* PROMPT
Switch "chip-row" to "tag-row" in the entries, starting at the first line and ending at the line that contains "diagram: 制造资源关键技术研究内容 云平台服务技术研发". Reproduce only those lines and leave everything else unchanged.

:::

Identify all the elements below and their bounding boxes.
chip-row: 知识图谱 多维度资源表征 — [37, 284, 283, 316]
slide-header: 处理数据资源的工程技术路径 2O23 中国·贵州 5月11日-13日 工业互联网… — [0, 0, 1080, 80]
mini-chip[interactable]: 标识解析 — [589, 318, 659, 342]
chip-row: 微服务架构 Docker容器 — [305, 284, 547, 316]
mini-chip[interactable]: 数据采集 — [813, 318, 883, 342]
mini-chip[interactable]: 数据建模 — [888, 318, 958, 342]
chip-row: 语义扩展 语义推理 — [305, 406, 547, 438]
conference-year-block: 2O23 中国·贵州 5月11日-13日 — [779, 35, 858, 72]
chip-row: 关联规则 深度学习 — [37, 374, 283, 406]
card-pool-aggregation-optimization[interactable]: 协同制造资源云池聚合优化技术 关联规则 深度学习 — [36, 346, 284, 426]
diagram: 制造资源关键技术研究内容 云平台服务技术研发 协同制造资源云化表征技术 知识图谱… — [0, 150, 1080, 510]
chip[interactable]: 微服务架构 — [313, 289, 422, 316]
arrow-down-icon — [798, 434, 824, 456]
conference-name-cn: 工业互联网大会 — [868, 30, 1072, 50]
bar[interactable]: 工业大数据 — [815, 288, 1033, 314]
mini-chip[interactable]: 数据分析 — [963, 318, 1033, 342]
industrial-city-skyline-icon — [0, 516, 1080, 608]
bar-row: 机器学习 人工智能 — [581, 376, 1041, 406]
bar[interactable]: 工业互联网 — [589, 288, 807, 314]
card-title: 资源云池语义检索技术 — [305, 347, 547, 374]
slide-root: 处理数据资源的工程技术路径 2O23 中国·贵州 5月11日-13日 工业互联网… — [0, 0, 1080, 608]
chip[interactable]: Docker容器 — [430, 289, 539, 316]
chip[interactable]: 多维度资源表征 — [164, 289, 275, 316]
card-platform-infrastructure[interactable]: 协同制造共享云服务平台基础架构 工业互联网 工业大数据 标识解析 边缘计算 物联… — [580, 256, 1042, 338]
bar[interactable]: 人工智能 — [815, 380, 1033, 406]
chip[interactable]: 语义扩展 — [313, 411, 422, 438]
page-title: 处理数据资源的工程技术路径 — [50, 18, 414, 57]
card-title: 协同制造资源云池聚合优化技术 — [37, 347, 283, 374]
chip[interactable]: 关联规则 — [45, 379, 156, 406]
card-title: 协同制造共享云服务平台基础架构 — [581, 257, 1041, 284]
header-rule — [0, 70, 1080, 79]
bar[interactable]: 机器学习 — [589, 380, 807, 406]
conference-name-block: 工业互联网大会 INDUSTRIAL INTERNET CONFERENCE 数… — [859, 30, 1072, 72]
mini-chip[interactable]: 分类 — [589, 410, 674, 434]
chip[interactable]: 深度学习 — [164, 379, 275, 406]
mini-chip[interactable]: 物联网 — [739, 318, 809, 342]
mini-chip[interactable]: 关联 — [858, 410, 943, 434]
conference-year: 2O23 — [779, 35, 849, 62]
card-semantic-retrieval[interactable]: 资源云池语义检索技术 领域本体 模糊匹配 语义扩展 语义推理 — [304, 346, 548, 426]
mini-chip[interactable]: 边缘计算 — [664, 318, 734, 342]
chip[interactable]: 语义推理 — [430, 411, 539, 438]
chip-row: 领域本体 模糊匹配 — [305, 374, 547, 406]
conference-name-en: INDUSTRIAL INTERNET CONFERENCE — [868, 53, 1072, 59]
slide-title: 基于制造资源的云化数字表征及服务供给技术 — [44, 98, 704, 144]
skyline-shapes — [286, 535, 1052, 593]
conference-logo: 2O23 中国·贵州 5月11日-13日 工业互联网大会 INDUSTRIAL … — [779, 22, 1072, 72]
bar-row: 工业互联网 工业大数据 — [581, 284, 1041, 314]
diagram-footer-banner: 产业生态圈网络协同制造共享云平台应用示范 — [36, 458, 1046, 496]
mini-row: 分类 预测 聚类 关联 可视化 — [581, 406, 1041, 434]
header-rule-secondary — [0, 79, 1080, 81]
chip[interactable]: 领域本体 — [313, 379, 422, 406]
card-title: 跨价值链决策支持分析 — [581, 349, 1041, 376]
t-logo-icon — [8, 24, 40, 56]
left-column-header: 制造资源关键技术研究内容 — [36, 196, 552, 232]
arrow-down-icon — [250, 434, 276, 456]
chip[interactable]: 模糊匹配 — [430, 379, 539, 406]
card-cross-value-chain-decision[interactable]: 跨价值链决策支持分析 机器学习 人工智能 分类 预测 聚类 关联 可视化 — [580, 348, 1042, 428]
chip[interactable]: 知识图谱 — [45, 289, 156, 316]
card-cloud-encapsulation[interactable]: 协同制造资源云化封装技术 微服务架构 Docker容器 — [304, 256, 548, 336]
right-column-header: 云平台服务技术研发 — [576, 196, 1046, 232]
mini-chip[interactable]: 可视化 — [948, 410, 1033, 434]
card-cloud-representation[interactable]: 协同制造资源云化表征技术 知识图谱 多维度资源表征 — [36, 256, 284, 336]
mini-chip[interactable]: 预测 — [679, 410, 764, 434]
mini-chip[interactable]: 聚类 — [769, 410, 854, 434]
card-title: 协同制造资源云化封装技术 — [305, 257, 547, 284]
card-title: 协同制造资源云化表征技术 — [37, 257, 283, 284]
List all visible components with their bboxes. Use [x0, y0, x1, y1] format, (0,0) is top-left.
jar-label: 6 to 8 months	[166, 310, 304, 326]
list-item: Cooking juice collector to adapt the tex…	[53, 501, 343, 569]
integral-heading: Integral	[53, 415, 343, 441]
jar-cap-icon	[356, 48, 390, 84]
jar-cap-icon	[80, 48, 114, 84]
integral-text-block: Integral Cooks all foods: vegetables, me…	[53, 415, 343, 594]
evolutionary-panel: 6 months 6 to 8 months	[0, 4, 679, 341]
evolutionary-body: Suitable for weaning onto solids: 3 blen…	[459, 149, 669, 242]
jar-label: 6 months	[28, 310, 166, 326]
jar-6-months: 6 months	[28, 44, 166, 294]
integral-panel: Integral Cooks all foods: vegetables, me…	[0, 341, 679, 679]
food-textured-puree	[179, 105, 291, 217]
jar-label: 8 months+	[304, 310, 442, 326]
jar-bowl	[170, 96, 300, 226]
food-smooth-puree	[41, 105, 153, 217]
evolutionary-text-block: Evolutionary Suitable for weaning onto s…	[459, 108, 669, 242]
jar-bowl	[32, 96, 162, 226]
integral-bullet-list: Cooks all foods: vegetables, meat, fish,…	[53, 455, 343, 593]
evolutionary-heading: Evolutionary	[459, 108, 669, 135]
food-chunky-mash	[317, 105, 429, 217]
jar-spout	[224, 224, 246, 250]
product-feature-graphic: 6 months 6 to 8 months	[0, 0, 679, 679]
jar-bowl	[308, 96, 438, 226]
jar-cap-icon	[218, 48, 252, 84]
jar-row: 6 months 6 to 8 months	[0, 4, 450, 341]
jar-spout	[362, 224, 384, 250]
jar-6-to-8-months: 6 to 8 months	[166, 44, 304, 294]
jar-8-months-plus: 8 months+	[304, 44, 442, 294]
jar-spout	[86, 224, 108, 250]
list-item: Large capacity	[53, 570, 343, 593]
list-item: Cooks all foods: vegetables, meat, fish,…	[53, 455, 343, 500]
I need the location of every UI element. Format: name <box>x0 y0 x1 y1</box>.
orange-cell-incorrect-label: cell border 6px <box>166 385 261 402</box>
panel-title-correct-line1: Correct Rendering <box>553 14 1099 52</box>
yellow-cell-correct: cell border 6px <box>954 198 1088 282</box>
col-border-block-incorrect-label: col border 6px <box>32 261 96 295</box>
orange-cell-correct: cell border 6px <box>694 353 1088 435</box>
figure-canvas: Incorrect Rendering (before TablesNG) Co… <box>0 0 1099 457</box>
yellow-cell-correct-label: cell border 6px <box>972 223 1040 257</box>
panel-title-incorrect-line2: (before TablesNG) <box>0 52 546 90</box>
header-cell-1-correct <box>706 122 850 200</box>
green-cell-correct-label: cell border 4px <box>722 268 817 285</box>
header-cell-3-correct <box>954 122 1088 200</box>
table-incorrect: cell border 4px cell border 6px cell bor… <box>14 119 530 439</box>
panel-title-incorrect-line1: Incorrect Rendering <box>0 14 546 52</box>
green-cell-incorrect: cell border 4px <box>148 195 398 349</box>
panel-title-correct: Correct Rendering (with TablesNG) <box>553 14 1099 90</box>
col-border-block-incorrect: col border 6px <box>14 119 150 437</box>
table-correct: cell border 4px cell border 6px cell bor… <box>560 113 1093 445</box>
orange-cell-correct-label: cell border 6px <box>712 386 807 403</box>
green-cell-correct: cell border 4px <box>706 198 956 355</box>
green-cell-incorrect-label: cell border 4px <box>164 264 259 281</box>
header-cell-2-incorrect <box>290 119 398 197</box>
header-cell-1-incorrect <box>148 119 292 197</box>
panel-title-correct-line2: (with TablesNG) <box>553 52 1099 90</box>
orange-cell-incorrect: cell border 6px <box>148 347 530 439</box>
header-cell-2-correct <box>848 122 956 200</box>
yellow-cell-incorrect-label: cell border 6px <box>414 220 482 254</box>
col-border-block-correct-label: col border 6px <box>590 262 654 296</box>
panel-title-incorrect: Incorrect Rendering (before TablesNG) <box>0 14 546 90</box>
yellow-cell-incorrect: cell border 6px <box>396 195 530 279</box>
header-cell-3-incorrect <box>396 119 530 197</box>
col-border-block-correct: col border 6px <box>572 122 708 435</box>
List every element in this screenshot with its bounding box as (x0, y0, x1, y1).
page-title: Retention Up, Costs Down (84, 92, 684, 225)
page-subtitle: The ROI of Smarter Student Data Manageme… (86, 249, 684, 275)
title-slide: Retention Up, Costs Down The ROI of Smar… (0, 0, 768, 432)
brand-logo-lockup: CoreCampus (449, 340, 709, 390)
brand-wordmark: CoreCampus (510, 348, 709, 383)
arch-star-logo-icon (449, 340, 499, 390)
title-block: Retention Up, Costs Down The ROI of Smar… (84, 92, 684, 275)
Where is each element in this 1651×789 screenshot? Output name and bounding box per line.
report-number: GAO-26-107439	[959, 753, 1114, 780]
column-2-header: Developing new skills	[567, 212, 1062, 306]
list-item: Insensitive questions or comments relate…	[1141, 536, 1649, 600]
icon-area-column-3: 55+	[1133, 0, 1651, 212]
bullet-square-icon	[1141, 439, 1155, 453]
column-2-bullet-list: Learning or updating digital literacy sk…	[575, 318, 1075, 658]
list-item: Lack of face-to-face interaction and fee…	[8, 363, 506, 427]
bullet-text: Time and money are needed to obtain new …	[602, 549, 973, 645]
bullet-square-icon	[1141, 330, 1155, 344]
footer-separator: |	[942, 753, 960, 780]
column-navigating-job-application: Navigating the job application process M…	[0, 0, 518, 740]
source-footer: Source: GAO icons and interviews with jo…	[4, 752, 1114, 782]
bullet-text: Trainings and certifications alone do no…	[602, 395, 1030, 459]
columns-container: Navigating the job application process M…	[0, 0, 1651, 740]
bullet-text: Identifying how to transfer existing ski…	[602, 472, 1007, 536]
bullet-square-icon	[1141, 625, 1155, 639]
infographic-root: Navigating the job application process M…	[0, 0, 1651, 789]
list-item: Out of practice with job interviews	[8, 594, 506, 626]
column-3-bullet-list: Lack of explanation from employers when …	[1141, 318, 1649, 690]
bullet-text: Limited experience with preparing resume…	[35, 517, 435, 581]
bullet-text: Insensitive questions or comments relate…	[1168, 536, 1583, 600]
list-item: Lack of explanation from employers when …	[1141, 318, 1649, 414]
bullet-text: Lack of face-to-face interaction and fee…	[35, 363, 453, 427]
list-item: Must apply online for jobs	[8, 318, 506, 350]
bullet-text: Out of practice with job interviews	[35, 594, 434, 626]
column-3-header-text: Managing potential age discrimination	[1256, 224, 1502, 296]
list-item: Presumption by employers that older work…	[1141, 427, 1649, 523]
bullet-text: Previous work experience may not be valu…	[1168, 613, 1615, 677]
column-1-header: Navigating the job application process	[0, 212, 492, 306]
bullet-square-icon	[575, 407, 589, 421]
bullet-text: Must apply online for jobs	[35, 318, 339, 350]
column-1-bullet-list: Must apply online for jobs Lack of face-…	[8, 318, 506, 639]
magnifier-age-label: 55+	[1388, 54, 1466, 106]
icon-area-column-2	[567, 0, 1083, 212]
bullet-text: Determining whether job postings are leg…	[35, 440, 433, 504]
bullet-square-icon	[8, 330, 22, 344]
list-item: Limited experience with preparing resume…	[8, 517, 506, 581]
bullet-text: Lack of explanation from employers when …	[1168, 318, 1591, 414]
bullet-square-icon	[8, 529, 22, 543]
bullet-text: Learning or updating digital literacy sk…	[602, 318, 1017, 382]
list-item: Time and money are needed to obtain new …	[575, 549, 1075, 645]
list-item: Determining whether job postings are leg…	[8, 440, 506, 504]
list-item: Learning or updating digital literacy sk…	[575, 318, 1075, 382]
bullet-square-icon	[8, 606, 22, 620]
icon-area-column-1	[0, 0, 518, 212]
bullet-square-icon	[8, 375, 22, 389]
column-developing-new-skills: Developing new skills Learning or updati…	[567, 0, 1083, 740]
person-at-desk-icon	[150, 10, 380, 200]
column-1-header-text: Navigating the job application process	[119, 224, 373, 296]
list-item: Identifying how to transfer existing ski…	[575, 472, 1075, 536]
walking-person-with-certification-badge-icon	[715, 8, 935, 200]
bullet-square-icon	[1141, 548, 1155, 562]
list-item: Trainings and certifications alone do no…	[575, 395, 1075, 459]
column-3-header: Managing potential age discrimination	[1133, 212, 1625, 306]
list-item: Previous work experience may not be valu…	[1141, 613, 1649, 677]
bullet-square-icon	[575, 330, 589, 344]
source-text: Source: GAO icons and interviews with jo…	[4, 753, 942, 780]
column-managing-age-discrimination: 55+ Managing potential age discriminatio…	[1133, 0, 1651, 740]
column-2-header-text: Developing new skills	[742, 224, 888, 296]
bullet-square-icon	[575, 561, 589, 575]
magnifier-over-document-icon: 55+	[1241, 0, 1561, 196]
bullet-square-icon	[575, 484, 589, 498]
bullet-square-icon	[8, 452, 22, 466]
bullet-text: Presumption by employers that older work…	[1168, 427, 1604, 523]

:::

* FULL ANSWER
Identify all the elements below and their bounding boxes.
tag-row: 知识图谱 多维度资源表征 — [37, 284, 283, 316]
slide-header: 处理数据资源的工程技术路径 2O23 中国·贵州 5月11日-13日 工业互联网… — [0, 0, 1080, 80]
mini-chip[interactable]: 标识解析 — [589, 318, 659, 342]
tag-row: 微服务架构 Docker容器 — [305, 284, 547, 316]
mini-chip[interactable]: 数据采集 — [813, 318, 883, 342]
mini-chip[interactable]: 数据建模 — [888, 318, 958, 342]
tag-row: 语义扩展 语义推理 — [305, 406, 547, 438]
conference-year-block: 2O23 中国·贵州 5月11日-13日 — [779, 35, 858, 72]
tag-row: 关联规则 深度学习 — [37, 374, 283, 406]
card-pool-aggregation-optimization[interactable]: 协同制造资源云池聚合优化技术 关联规则 深度学习 — [36, 346, 284, 426]
diagram: 制造资源关键技术研究内容 云平台服务技术研发 协同制造资源云化表征技术 知识图谱… — [0, 150, 1080, 510]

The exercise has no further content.